Copy all lines of the listing that include the string "samples".

> _RECORDS TO PROCESS_
# # # # # # #

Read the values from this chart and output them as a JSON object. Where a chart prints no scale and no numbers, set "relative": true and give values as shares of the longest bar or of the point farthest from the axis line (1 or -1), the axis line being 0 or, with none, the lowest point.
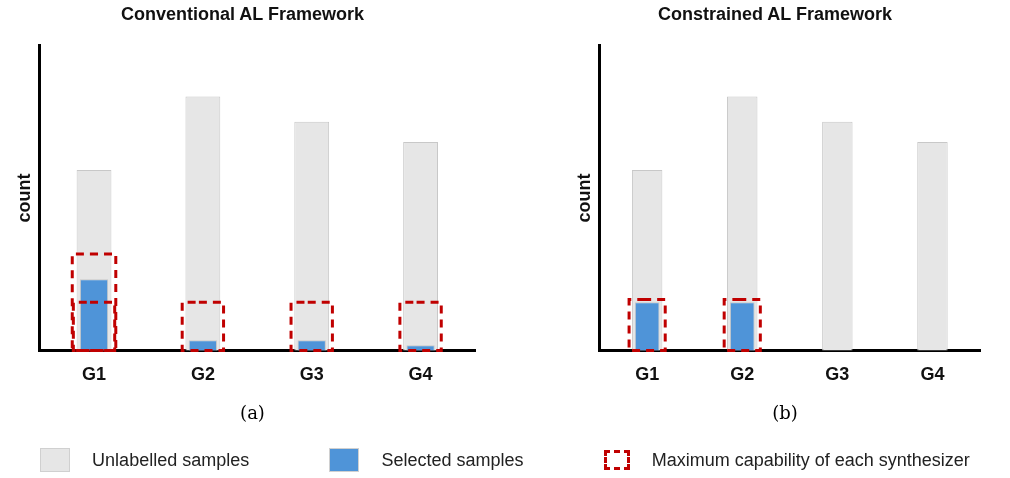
{
  "chart_data": [
    {
      "type": "bar",
      "title": "Conventional AL Framework",
      "ylabel": "count",
      "relative": true,
      "legend": "bottom",
      "categories": [
        "G1",
        "G2",
        "G3",
        "G4"
      ],
      "annotations": [
        "(a)"
      ],
      "series": [
        {
          "name": "Selected samples",
          "color": "#4f94d8",
          "values": [
            0.28,
            0.04,
            0.04,
            0.02
          ]
        },
        {
          "name": "Unlabelled samples",
          "color": "#e6e6e6",
          "values": [
            0.71,
            1,
            0.9,
            0.82
          ]
        },
        {
          "name": "Maximum capability of each synthesizer",
          "color": "#c00000",
          "line_style": "dashed",
          "values": [
            0.19,
            0.19,
            0.19,
            0.19
          ]
        },
        {
          "color": "#c00000",
          "line_style": "dashed",
          "values": [
            0.38,
            null,
            null,
            null
          ]
        }
      ]
    },
    {
      "type": "bar",
      "title": "Constrained AL Framework",
      "ylabel": "count",
      "relative": true,
      "categories": [
        "G1",
        "G2",
        "G3",
        "G4"
      ],
      "annotations": [
        "(b)"
      ],
      "series": [
        {
          "color": "#4f94d8",
          "values": [
            0.19,
            0.19,
            null,
            null
          ]
        },
        {
          "color": "#e6e6e6",
          "values": [
            0.71,
            1,
            0.9,
            0.82
          ]
        },
        {
          "color": "#c00000",
          "line_style": "dashed",
          "values": [
            0.2,
            0.2,
            null,
            null
          ]
        }
      ]
    }
  ]
}
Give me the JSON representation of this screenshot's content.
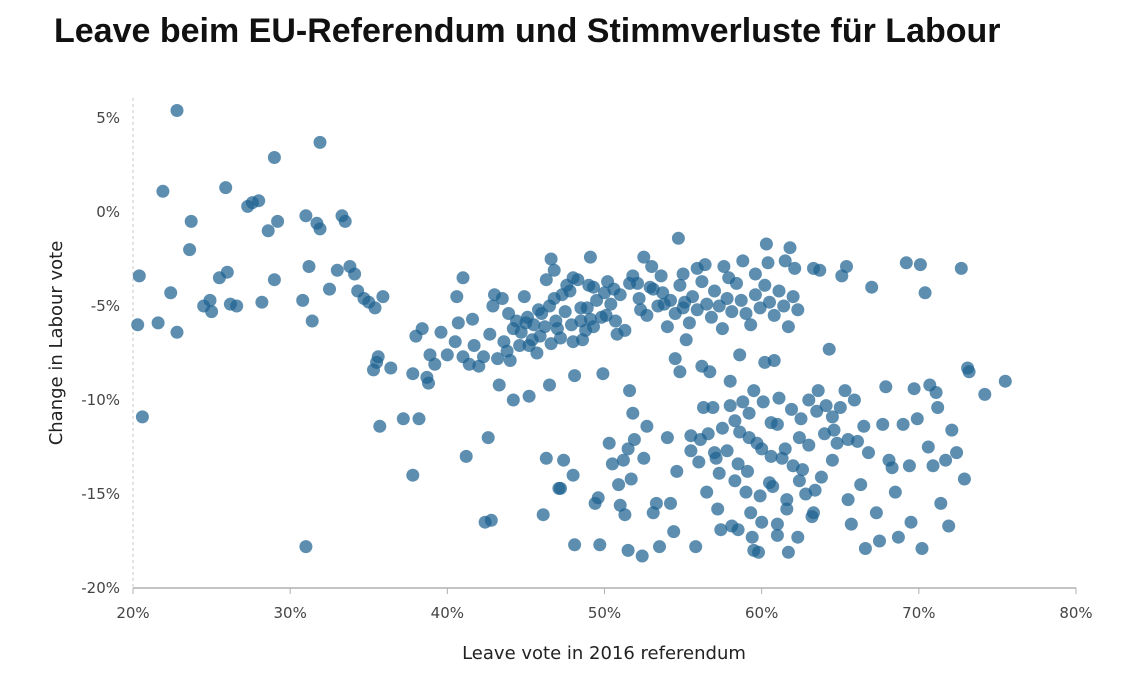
{
  "title": "Leave beim EU-Referendum und Stimmverluste für Labour",
  "chart_data": {
    "type": "scatter",
    "title": "Leave beim EU-Referendum und Stimmverluste für Labour",
    "xlabel": "Leave vote in 2016 referendum",
    "ylabel": "Change in Labour vote",
    "xlim": [
      20,
      80
    ],
    "ylim": [
      -20,
      6
    ],
    "x_ticks": [
      20,
      30,
      40,
      50,
      60,
      70,
      80
    ],
    "x_tick_labels": [
      "20%",
      "30%",
      "40%",
      "50%",
      "60%",
      "70%",
      "80%"
    ],
    "y_ticks": [
      5,
      0,
      -5,
      -10,
      -15,
      -20
    ],
    "y_tick_labels": [
      "5%",
      "0%",
      "-5%",
      "-10%",
      "-15%",
      "-20%"
    ],
    "grid": false,
    "marker_color": "#1f6391",
    "points": [
      [
        22.8,
        5.4
      ],
      [
        29.0,
        2.9
      ],
      [
        31.9,
        3.7
      ],
      [
        21.9,
        1.1
      ],
      [
        25.9,
        1.3
      ],
      [
        27.6,
        0.5
      ],
      [
        28.0,
        0.6
      ],
      [
        27.3,
        0.3
      ],
      [
        20.4,
        -3.4
      ],
      [
        20.3,
        -6.0
      ],
      [
        20.6,
        -10.9
      ],
      [
        21.6,
        -5.9
      ],
      [
        22.4,
        -4.3
      ],
      [
        22.8,
        -6.4
      ],
      [
        23.6,
        -2.0
      ],
      [
        23.7,
        -0.5
      ],
      [
        24.5,
        -5.0
      ],
      [
        24.9,
        -4.7
      ],
      [
        25.0,
        -5.3
      ],
      [
        25.5,
        -3.5
      ],
      [
        26.0,
        -3.2
      ],
      [
        26.2,
        -4.9
      ],
      [
        26.6,
        -5.0
      ],
      [
        28.2,
        -4.8
      ],
      [
        28.6,
        -1.0
      ],
      [
        29.0,
        -3.6
      ],
      [
        29.2,
        -0.5
      ],
      [
        30.8,
        -4.7
      ],
      [
        31.0,
        -0.2
      ],
      [
        31.2,
        -2.9
      ],
      [
        31.4,
        -5.8
      ],
      [
        31.7,
        -0.6
      ],
      [
        31.9,
        -0.9
      ],
      [
        31.0,
        -17.8
      ],
      [
        32.5,
        -4.1
      ],
      [
        33.0,
        -3.1
      ],
      [
        33.3,
        -0.2
      ],
      [
        33.5,
        -0.5
      ],
      [
        33.8,
        -2.9
      ],
      [
        34.1,
        -3.3
      ],
      [
        34.3,
        -4.2
      ],
      [
        34.7,
        -4.6
      ],
      [
        35.0,
        -4.8
      ],
      [
        35.4,
        -5.1
      ],
      [
        35.6,
        -7.7
      ],
      [
        35.7,
        -11.4
      ],
      [
        35.9,
        -4.5
      ],
      [
        36.4,
        -8.3
      ],
      [
        35.3,
        -8.4
      ],
      [
        35.5,
        -8.0
      ],
      [
        37.2,
        -11.0
      ],
      [
        37.8,
        -14.0
      ],
      [
        37.8,
        -8.6
      ],
      [
        38.0,
        -6.6
      ],
      [
        38.2,
        -11.0
      ],
      [
        38.4,
        -6.2
      ],
      [
        38.7,
        -8.8
      ],
      [
        38.8,
        -9.1
      ],
      [
        38.9,
        -7.6
      ],
      [
        39.2,
        -8.1
      ],
      [
        39.6,
        -6.4
      ],
      [
        40.0,
        -7.6
      ],
      [
        40.5,
        -6.9
      ],
      [
        40.7,
        -5.9
      ],
      [
        40.6,
        -4.5
      ],
      [
        41.0,
        -3.5
      ],
      [
        41.0,
        -7.7
      ],
      [
        41.2,
        -13.0
      ],
      [
        41.4,
        -8.1
      ],
      [
        41.6,
        -5.7
      ],
      [
        41.7,
        -7.1
      ],
      [
        42.0,
        -8.2
      ],
      [
        42.3,
        -7.7
      ],
      [
        42.4,
        -16.5
      ],
      [
        42.6,
        -12.0
      ],
      [
        42.7,
        -6.5
      ],
      [
        42.8,
        -16.4
      ],
      [
        42.9,
        -5.0
      ],
      [
        43.0,
        -4.4
      ],
      [
        43.2,
        -7.8
      ],
      [
        43.3,
        -9.2
      ],
      [
        43.5,
        -4.6
      ],
      [
        43.6,
        -6.9
      ],
      [
        43.8,
        -7.4
      ],
      [
        44.0,
        -7.9
      ],
      [
        44.2,
        -10.0
      ],
      [
        44.4,
        -5.8
      ],
      [
        44.7,
        -6.4
      ],
      [
        44.9,
        -4.5
      ],
      [
        45.1,
        -5.6
      ],
      [
        45.2,
        -7.1
      ],
      [
        45.2,
        -9.8
      ],
      [
        45.5,
        -6.0
      ],
      [
        45.7,
        -7.5
      ],
      [
        45.9,
        -6.6
      ],
      [
        46.0,
        -5.4
      ],
      [
        46.1,
        -16.1
      ],
      [
        46.3,
        -3.6
      ],
      [
        46.5,
        -5.0
      ],
      [
        46.6,
        -2.5
      ],
      [
        46.3,
        -13.1
      ],
      [
        46.5,
        -9.2
      ],
      [
        46.8,
        -4.6
      ],
      [
        47.0,
        -6.2
      ],
      [
        47.1,
        -14.7
      ],
      [
        47.2,
        -14.7
      ],
      [
        47.4,
        -13.2
      ],
      [
        47.6,
        -3.9
      ],
      [
        47.8,
        -4.2
      ],
      [
        48.0,
        -6.9
      ],
      [
        48.0,
        -14.0
      ],
      [
        48.1,
        -8.7
      ],
      [
        48.1,
        -17.7
      ],
      [
        48.3,
        -3.6
      ],
      [
        48.5,
        -5.8
      ],
      [
        48.6,
        -6.8
      ],
      [
        48.9,
        -5.1
      ],
      [
        49.1,
        -2.4
      ],
      [
        49.1,
        -5.7
      ],
      [
        49.3,
        -4.0
      ],
      [
        49.3,
        -6.1
      ],
      [
        49.4,
        -15.5
      ],
      [
        49.6,
        -15.2
      ],
      [
        49.7,
        -17.7
      ],
      [
        49.9,
        -8.6
      ],
      [
        50.0,
        -4.3
      ],
      [
        50.1,
        -5.5
      ],
      [
        50.3,
        -12.3
      ],
      [
        50.5,
        -13.4
      ],
      [
        50.6,
        -4.1
      ],
      [
        50.8,
        -6.5
      ],
      [
        50.9,
        -14.5
      ],
      [
        51.0,
        -15.6
      ],
      [
        51.2,
        -13.2
      ],
      [
        51.3,
        -16.1
      ],
      [
        51.5,
        -18.0
      ],
      [
        51.5,
        -12.6
      ],
      [
        51.6,
        -9.5
      ],
      [
        51.7,
        -14.2
      ],
      [
        51.8,
        -10.7
      ],
      [
        51.9,
        -12.1
      ],
      [
        52.1,
        -3.8
      ],
      [
        52.3,
        -5.2
      ],
      [
        52.4,
        -18.3
      ],
      [
        52.5,
        -13.1
      ],
      [
        52.7,
        -11.4
      ],
      [
        52.9,
        -4.0
      ],
      [
        53.1,
        -16.0
      ],
      [
        53.3,
        -15.5
      ],
      [
        53.5,
        -17.8
      ],
      [
        53.6,
        -3.4
      ],
      [
        53.8,
        -4.9
      ],
      [
        54.0,
        -12.0
      ],
      [
        54.2,
        -15.5
      ],
      [
        54.4,
        -17.0
      ],
      [
        54.5,
        -7.8
      ],
      [
        54.6,
        -13.8
      ],
      [
        54.7,
        -1.4
      ],
      [
        54.8,
        -8.5
      ],
      [
        55.0,
        -5.1
      ],
      [
        55.2,
        -6.8
      ],
      [
        55.5,
        -11.9
      ],
      [
        55.8,
        -17.8
      ],
      [
        55.9,
        -3.0
      ],
      [
        56.1,
        -12.1
      ],
      [
        56.2,
        -8.2
      ],
      [
        56.3,
        -10.4
      ],
      [
        56.5,
        -14.9
      ],
      [
        56.7,
        -8.5
      ],
      [
        56.9,
        -10.4
      ],
      [
        57.1,
        -13.1
      ],
      [
        57.2,
        -15.8
      ],
      [
        57.3,
        -13.9
      ],
      [
        57.4,
        -16.9
      ],
      [
        57.6,
        -2.9
      ],
      [
        57.8,
        -12.7
      ],
      [
        58.0,
        -9.0
      ],
      [
        58.1,
        -16.7
      ],
      [
        58.3,
        -11.1
      ],
      [
        58.5,
        -13.4
      ],
      [
        58.6,
        -7.6
      ],
      [
        58.8,
        -10.1
      ],
      [
        59.0,
        -14.9
      ],
      [
        59.2,
        -12.0
      ],
      [
        59.3,
        -16.0
      ],
      [
        59.4,
        -17.3
      ],
      [
        59.5,
        -9.5
      ],
      [
        59.6,
        -3.3
      ],
      [
        59.8,
        -18.1
      ],
      [
        60.0,
        -12.6
      ],
      [
        60.2,
        -8.0
      ],
      [
        60.3,
        -1.7
      ],
      [
        60.5,
        -14.4
      ],
      [
        60.6,
        -11.2
      ],
      [
        60.8,
        -7.9
      ],
      [
        61.0,
        -16.6
      ],
      [
        61.1,
        -9.9
      ],
      [
        61.3,
        -13.1
      ],
      [
        61.5,
        -2.6
      ],
      [
        61.6,
        -15.3
      ],
      [
        61.7,
        -18.1
      ],
      [
        61.9,
        -10.5
      ],
      [
        62.1,
        -3.0
      ],
      [
        62.3,
        -17.3
      ],
      [
        62.4,
        -12.0
      ],
      [
        62.6,
        -13.7
      ],
      [
        62.8,
        -15.0
      ],
      [
        63.0,
        -10.0
      ],
      [
        63.2,
        -16.2
      ],
      [
        63.3,
        -3.0
      ],
      [
        63.4,
        -14.8
      ],
      [
        63.6,
        -9.5
      ],
      [
        63.8,
        -14.1
      ],
      [
        64.1,
        -10.3
      ],
      [
        64.3,
        -7.3
      ],
      [
        64.5,
        -10.9
      ],
      [
        64.6,
        -11.6
      ],
      [
        64.8,
        -12.3
      ],
      [
        65.1,
        -3.4
      ],
      [
        65.3,
        -9.5
      ],
      [
        65.5,
        -15.3
      ],
      [
        65.7,
        -16.6
      ],
      [
        65.9,
        -10.0
      ],
      [
        66.1,
        -12.2
      ],
      [
        66.3,
        -14.5
      ],
      [
        66.5,
        -11.4
      ],
      [
        66.6,
        -17.9
      ],
      [
        66.8,
        -12.8
      ],
      [
        67.0,
        -4.0
      ],
      [
        67.3,
        -16.0
      ],
      [
        67.5,
        -17.5
      ],
      [
        67.7,
        -11.3
      ],
      [
        67.9,
        -9.3
      ],
      [
        68.1,
        -13.2
      ],
      [
        68.3,
        -13.6
      ],
      [
        68.5,
        -14.9
      ],
      [
        68.7,
        -17.3
      ],
      [
        69.0,
        -11.3
      ],
      [
        69.2,
        -2.7
      ],
      [
        69.4,
        -13.5
      ],
      [
        69.5,
        -16.5
      ],
      [
        69.7,
        -9.4
      ],
      [
        69.9,
        -11.0
      ],
      [
        70.1,
        -2.8
      ],
      [
        70.2,
        -17.9
      ],
      [
        70.4,
        -4.3
      ],
      [
        70.6,
        -12.5
      ],
      [
        70.7,
        -9.2
      ],
      [
        70.9,
        -13.5
      ],
      [
        71.1,
        -9.6
      ],
      [
        71.2,
        -10.4
      ],
      [
        71.4,
        -15.5
      ],
      [
        71.7,
        -13.2
      ],
      [
        71.9,
        -16.7
      ],
      [
        72.1,
        -11.6
      ],
      [
        72.4,
        -12.8
      ],
      [
        72.7,
        -3.0
      ],
      [
        72.9,
        -14.2
      ],
      [
        73.1,
        -8.3
      ],
      [
        73.2,
        -8.5
      ],
      [
        74.2,
        -9.7
      ],
      [
        75.5,
        -9.0
      ],
      [
        51.6,
        -3.8
      ],
      [
        52.2,
        -4.6
      ],
      [
        52.7,
        -5.5
      ],
      [
        53.1,
        -4.1
      ],
      [
        53.4,
        -5.0
      ],
      [
        53.7,
        -4.3
      ],
      [
        54.0,
        -6.1
      ],
      [
        54.2,
        -4.7
      ],
      [
        54.5,
        -5.4
      ],
      [
        54.8,
        -3.9
      ],
      [
        55.1,
        -4.8
      ],
      [
        55.4,
        -5.9
      ],
      [
        55.6,
        -4.5
      ],
      [
        55.9,
        -5.2
      ],
      [
        56.2,
        -3.7
      ],
      [
        56.5,
        -4.9
      ],
      [
        56.8,
        -5.6
      ],
      [
        57.0,
        -4.2
      ],
      [
        57.3,
        -5.0
      ],
      [
        57.5,
        -6.2
      ],
      [
        57.8,
        -4.6
      ],
      [
        58.1,
        -5.3
      ],
      [
        58.4,
        -3.8
      ],
      [
        58.7,
        -4.7
      ],
      [
        59.0,
        -5.4
      ],
      [
        59.3,
        -6.0
      ],
      [
        59.6,
        -4.4
      ],
      [
        59.9,
        -5.1
      ],
      [
        60.2,
        -3.9
      ],
      [
        60.5,
        -4.8
      ],
      [
        60.8,
        -5.5
      ],
      [
        61.1,
        -4.2
      ],
      [
        61.4,
        -5.0
      ],
      [
        61.7,
        -6.1
      ],
      [
        62.0,
        -4.5
      ],
      [
        62.3,
        -5.2
      ],
      [
        50.4,
        -4.9
      ],
      [
        50.7,
        -5.8
      ],
      [
        51.0,
        -4.4
      ],
      [
        51.3,
        -6.3
      ],
      [
        49.8,
        -5.6
      ],
      [
        49.5,
        -4.7
      ],
      [
        48.8,
        -6.3
      ],
      [
        48.5,
        -5.1
      ],
      [
        47.9,
        -6.0
      ],
      [
        47.5,
        -5.3
      ],
      [
        47.2,
        -6.7
      ],
      [
        46.9,
        -5.8
      ],
      [
        46.6,
        -7.0
      ],
      [
        46.2,
        -6.1
      ],
      [
        45.8,
        -5.2
      ],
      [
        45.4,
        -6.8
      ],
      [
        45.0,
        -5.9
      ],
      [
        44.6,
        -7.1
      ],
      [
        44.2,
        -6.2
      ],
      [
        43.9,
        -5.4
      ],
      [
        58.0,
        -10.3
      ],
      [
        58.6,
        -11.7
      ],
      [
        59.2,
        -10.7
      ],
      [
        59.7,
        -12.3
      ],
      [
        60.1,
        -10.1
      ],
      [
        60.6,
        -13.0
      ],
      [
        61.0,
        -11.3
      ],
      [
        61.5,
        -12.6
      ],
      [
        62.0,
        -13.5
      ],
      [
        62.5,
        -11.0
      ],
      [
        63.0,
        -12.4
      ],
      [
        63.5,
        -10.6
      ],
      [
        64.0,
        -11.8
      ],
      [
        64.5,
        -13.2
      ],
      [
        65.0,
        -10.4
      ],
      [
        65.5,
        -12.1
      ],
      [
        57.5,
        -11.5
      ],
      [
        57.0,
        -12.8
      ],
      [
        56.6,
        -11.8
      ],
      [
        56.0,
        -13.3
      ],
      [
        55.5,
        -12.7
      ],
      [
        58.3,
        -14.3
      ],
      [
        59.1,
        -13.8
      ],
      [
        59.9,
        -15.1
      ],
      [
        60.7,
        -14.6
      ],
      [
        61.6,
        -15.8
      ],
      [
        62.4,
        -14.3
      ],
      [
        63.3,
        -16.0
      ],
      [
        60.0,
        -16.5
      ],
      [
        61.0,
        -17.2
      ],
      [
        59.5,
        -18.0
      ],
      [
        58.5,
        -16.9
      ],
      [
        55.0,
        -3.3
      ],
      [
        56.4,
        -2.8
      ],
      [
        57.9,
        -3.5
      ],
      [
        58.8,
        -2.6
      ],
      [
        60.4,
        -2.7
      ],
      [
        61.8,
        -1.9
      ],
      [
        63.7,
        -3.1
      ],
      [
        65.4,
        -2.9
      ],
      [
        52.5,
        -2.4
      ],
      [
        53.0,
        -2.9
      ],
      [
        51.8,
        -3.4
      ],
      [
        50.2,
        -3.7
      ],
      [
        49.0,
        -3.9
      ],
      [
        48.0,
        -3.5
      ],
      [
        47.3,
        -4.4
      ],
      [
        46.8,
        -3.1
      ]
    ]
  }
}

# # # # # # #

> _REPLY_
          "name": "Selected samples",
          "name": "Unlabelled samples",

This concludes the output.